Extracted records:
▬▬▬▬▬▬▬▬▬▬

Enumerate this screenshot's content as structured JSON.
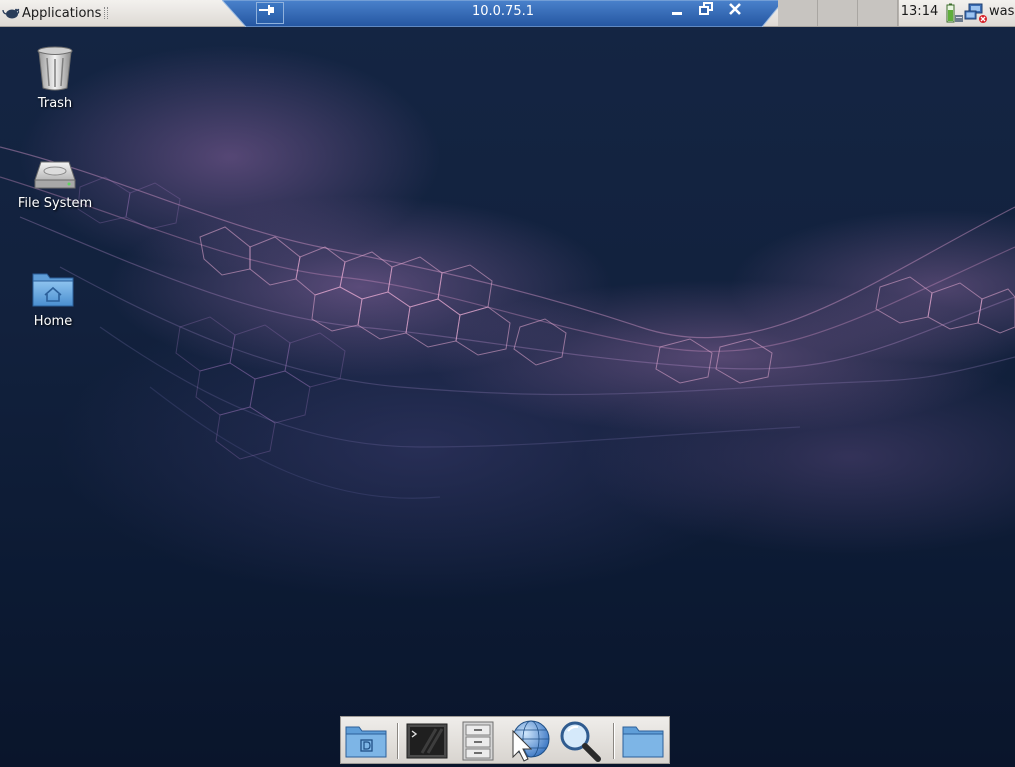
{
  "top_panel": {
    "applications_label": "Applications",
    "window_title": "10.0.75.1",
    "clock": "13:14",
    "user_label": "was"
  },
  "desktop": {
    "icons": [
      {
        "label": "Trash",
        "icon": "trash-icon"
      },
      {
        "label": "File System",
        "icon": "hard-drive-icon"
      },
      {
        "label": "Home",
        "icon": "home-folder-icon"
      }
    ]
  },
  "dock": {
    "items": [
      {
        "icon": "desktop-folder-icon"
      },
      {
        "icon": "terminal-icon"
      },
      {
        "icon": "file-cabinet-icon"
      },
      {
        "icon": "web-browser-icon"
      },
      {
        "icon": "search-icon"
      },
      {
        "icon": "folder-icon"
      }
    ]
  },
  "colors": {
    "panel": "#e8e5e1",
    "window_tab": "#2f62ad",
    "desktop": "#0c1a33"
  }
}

▬▬▬▬▬▬▬▬▬▬

● Goal
Skip the pictures and transcribe the rest of the records exactly.

● Exercise output
Enumerate this screenshot's content as structured JSON.
{
  "top_panel": {
    "applications_label": "Applications",
    "window_title": "10.0.75.1",
    "clock": "13:14",
    "user_label": "was"
  },
  "desktop": {
    "icons": [
      {
        "label": "Trash",
        "icon": "trash-icon"
      },
      {
        "label": "File System",
        "icon": "hard-drive-icon"
      },
      {
        "label": "Home",
        "icon": "home-folder-icon"
      }
    ]
  },
  "dock": {
    "items": [
      {
        "icon": "desktop-folder-icon"
      },
      {
        "icon": "terminal-icon"
      },
      {
        "icon": "file-cabinet-icon"
      },
      {
        "icon": "web-browser-icon"
      },
      {
        "icon": "search-icon"
      },
      {
        "icon": "folder-icon"
      }
    ]
  },
  "colors": {
    "panel": "#e8e5e1",
    "window_tab": "#2f62ad",
    "desktop": "#0c1a33"
  }
}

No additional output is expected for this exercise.